[Start]

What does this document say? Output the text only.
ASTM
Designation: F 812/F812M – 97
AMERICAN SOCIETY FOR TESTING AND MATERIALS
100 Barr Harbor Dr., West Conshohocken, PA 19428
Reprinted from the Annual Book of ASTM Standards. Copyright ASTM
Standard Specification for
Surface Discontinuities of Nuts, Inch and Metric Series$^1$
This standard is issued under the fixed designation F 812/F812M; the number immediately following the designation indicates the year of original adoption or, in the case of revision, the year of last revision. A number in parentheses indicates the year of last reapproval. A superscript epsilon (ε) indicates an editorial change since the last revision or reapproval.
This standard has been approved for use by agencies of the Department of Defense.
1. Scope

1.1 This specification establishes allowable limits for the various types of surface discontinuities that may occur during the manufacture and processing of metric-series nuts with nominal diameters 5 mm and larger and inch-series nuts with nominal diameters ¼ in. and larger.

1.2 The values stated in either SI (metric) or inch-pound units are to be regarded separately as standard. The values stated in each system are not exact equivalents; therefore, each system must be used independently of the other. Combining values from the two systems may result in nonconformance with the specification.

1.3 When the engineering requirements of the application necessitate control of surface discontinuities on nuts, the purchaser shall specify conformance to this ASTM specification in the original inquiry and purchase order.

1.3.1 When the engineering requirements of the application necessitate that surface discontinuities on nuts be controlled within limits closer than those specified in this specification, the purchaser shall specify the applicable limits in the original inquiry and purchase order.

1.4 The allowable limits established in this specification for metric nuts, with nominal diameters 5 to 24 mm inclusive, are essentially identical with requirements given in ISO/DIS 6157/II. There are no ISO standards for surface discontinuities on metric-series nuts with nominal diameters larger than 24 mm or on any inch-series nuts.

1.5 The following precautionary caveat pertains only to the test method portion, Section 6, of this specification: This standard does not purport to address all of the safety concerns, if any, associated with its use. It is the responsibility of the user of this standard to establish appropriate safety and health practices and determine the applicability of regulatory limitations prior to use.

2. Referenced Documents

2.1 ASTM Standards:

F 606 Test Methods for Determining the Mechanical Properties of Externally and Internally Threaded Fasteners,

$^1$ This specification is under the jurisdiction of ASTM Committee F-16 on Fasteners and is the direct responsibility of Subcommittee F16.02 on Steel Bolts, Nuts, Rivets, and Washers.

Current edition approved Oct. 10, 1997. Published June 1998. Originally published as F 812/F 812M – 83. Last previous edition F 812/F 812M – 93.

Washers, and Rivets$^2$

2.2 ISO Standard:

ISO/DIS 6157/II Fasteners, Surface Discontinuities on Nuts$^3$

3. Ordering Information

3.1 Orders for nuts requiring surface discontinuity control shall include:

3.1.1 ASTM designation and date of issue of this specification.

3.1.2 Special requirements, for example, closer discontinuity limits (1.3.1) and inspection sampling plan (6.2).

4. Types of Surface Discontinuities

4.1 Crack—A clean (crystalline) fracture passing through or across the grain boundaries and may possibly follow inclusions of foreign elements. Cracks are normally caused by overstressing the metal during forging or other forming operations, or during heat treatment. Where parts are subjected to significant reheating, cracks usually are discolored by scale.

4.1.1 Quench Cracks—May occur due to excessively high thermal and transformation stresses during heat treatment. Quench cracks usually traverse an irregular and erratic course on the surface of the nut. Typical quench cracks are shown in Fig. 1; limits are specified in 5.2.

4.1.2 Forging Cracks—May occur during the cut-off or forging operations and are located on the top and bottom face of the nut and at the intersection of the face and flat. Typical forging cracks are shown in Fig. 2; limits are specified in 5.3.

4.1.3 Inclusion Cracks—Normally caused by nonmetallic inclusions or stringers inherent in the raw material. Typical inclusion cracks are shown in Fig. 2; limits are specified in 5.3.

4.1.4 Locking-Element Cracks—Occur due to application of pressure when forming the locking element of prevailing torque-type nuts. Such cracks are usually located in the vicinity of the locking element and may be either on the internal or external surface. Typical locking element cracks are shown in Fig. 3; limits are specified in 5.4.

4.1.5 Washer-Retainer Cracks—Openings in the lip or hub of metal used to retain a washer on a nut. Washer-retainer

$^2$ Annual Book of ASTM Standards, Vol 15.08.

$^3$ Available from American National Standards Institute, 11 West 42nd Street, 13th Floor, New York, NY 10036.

[End]

Restate every line of the data word for word.

RESPONSE TO THIS EXERCISE>
What does this document say? Output the text only.
ASTM
Designation: F 812/F812M – 97
AMERICAN SOCIETY FOR TESTING AND MATERIALS
100 Barr Harbor Dr., West Conshohocken, PA 19428
Reprinted from the Annual Book of ASTM Standards. Copyright ASTM
Standard Specification for
Surface Discontinuities of Nuts, Inch and Metric Series$^1$
This standard is issued under the fixed designation F 812/F812M; the number immediately following the designation indicates the year of original adoption or, in the case of revision, the year of last revision. A number in parentheses indicates the year of last reapproval. A superscript epsilon (ε) indicates an editorial change since the last revision or reapproval.
This standard has been approved for use by agencies of the Department of Defense.
1. Scope

1.1 This specification establishes allowable limits for the various types of surface discontinuities that may occur during the manufacture and processing of metric-series nuts with nominal diameters 5 mm and larger and inch-series nuts with nominal diameters ¼ in. and larger.

1.2 The values stated in either SI (metric) or inch-pound units are to be regarded separately as standard. The values stated in each system are not exact equivalents; therefore, each system must be used independently of the other. Combining values from the two systems may result in nonconformance with the specification.

1.3 When the engineering requirements of the application necessitate control of surface discontinuities on nuts, the purchaser shall specify conformance to this ASTM specification in the original inquiry and purchase order.

1.3.1 When the engineering requirements of the application necessitate that surface discontinuities on nuts be controlled within limits closer than those specified in this specification, the purchaser shall specify the applicable limits in the original inquiry and purchase order.

1.4 The allowable limits established in this specification for metric nuts, with nominal diameters 5 to 24 mm inclusive, are essentially identical with requirements given in ISO/DIS 6157/II. There are no ISO standards for surface discontinuities on metric-series nuts with nominal diameters larger than 24 mm or on any inch-series nuts.

1.5 The following precautionary caveat pertains only to the test method portion, Section 6, of this specification: This standard does not purport to address all of the safety concerns, if any, associated with its use. It is the responsibility of the user of this standard to establish appropriate safety and health practices and determine the applicability of regulatory limitations prior to use.

2. Referenced Documents

2.1 ASTM Standards:

F 606 Test Methods for Determining the Mechanical Properties of Externally and Internally Threaded Fasteners,

$^1$ This specification is under the jurisdiction of ASTM Committee F-16 on Fasteners and is the direct responsibility of Subcommittee F16.02 on Steel Bolts, Nuts, Rivets, and Washers.

Current edition approved Oct. 10, 1997. Published June 1998. Originally published as F 812/F 812M – 83. Last previous edition F 812/F 812M – 93.

Washers, and Rivets$^2$

2.2 ISO Standard:

ISO/DIS 6157/II Fasteners, Surface Discontinuities on Nuts$^3$

3. Ordering Information

3.1 Orders for nuts requiring surface discontinuity control shall include:

3.1.1 ASTM designation and date of issue of this specification.

3.1.2 Special requirements, for example, closer discontinuity limits (1.3.1) and inspection sampling plan (6.2).

4. Types of Surface Discontinuities

4.1 Crack—A clean (crystalline) fracture passing through or across the grain boundaries and may possibly follow inclusions of foreign elements. Cracks are normally caused by overstressing the metal during forging or other forming operations, or during heat treatment. Where parts are subjected to significant reheating, cracks usually are discolored by scale.

4.1.1 Quench Cracks—May occur due to excessively high thermal and transformation stresses during heat treatment. Quench cracks usually traverse an irregular and erratic course on the surface of the nut. Typical quench cracks are shown in Fig. 1; limits are specified in 5.2.

4.1.2 Forging Cracks—May occur during the cut-off or forging operations and are located on the top and bottom face of the nut and at the intersection of the face and flat. Typical forging cracks are shown in Fig. 2; limits are specified in 5.3.

4.1.3 Inclusion Cracks—Normally caused by nonmetallic inclusions or stringers inherent in the raw material. Typical inclusion cracks are shown in Fig. 2; limits are specified in 5.3.

4.1.4 Locking-Element Cracks—Occur due to application of pressure when forming the locking element of prevailing torque-type nuts. Such cracks are usually located in the vicinity of the locking element and may be either on the internal or external surface. Typical locking element cracks are shown in Fig. 3; limits are specified in 5.4.

4.1.5 Washer-Retainer Cracks—Openings in the lip or hub of metal used to retain a washer on a nut. Washer-retainer

$^2$ Annual Book of ASTM Standards, Vol 15.08.

$^3$ Available from American National Standards Institute, 11 West 42nd Street, 13th Floor, New York, NY 10036.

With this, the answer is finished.